_WRITTEN REQUEST_
Find every line containing the word "occupied" and report the count, nothing more.
===== DATA EXCERPTS =====
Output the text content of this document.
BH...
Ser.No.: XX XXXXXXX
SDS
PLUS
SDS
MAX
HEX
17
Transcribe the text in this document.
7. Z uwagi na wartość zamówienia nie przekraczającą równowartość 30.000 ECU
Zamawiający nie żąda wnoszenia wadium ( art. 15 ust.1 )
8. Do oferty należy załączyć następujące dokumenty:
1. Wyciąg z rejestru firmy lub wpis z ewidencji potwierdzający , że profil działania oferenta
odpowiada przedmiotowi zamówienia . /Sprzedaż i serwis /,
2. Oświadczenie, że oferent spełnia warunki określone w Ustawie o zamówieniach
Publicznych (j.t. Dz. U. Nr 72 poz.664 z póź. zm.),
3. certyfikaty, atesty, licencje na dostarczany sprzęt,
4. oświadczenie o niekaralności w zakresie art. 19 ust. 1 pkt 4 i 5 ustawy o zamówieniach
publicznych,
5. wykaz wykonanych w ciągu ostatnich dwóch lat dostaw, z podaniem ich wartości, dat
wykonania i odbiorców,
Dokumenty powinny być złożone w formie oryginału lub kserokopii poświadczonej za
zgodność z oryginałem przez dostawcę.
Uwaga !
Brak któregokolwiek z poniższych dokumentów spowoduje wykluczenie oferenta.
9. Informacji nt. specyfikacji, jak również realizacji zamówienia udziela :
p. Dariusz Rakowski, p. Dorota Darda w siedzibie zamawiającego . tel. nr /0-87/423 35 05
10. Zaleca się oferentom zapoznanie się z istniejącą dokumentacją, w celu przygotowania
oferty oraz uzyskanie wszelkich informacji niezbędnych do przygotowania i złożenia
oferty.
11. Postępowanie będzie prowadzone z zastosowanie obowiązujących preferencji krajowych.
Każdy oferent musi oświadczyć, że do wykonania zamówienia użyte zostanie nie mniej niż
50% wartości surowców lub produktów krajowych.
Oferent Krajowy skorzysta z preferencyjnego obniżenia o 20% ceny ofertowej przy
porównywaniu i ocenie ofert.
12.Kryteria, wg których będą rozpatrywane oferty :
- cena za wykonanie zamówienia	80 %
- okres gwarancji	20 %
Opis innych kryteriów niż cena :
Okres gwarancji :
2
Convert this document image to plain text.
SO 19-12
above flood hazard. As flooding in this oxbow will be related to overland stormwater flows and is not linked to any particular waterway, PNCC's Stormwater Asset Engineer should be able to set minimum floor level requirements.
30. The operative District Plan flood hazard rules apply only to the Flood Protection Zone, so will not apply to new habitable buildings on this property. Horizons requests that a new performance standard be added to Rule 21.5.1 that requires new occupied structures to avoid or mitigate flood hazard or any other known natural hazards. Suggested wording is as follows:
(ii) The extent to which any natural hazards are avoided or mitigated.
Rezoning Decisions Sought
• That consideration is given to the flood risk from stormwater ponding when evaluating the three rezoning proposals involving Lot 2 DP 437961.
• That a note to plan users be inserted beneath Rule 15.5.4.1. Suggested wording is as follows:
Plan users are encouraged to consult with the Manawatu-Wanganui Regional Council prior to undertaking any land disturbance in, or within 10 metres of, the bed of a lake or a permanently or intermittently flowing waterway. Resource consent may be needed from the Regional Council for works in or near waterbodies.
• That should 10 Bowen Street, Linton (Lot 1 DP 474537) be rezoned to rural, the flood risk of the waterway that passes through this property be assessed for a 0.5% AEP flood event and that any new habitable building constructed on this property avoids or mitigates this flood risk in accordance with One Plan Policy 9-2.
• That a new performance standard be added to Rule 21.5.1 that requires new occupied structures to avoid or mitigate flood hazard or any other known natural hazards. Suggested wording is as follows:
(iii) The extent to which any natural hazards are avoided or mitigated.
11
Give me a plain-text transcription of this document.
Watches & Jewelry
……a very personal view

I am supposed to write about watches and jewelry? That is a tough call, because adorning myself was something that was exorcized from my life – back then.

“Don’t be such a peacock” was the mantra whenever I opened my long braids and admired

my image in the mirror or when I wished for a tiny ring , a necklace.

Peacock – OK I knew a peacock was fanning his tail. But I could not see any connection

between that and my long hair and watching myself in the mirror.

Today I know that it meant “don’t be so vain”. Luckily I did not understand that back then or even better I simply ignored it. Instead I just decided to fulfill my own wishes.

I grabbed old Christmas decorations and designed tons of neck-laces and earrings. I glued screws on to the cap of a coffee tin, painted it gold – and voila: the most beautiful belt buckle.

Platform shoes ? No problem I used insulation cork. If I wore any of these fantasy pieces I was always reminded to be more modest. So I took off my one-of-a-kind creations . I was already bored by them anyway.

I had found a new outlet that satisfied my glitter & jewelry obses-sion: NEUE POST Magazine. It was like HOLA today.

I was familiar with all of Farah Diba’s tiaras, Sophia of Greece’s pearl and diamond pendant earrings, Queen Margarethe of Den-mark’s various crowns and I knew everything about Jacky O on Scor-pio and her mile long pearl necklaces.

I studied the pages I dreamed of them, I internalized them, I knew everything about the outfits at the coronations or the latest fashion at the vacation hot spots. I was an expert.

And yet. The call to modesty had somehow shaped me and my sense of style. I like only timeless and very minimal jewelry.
=====
_EXPECTED ANSWER_
2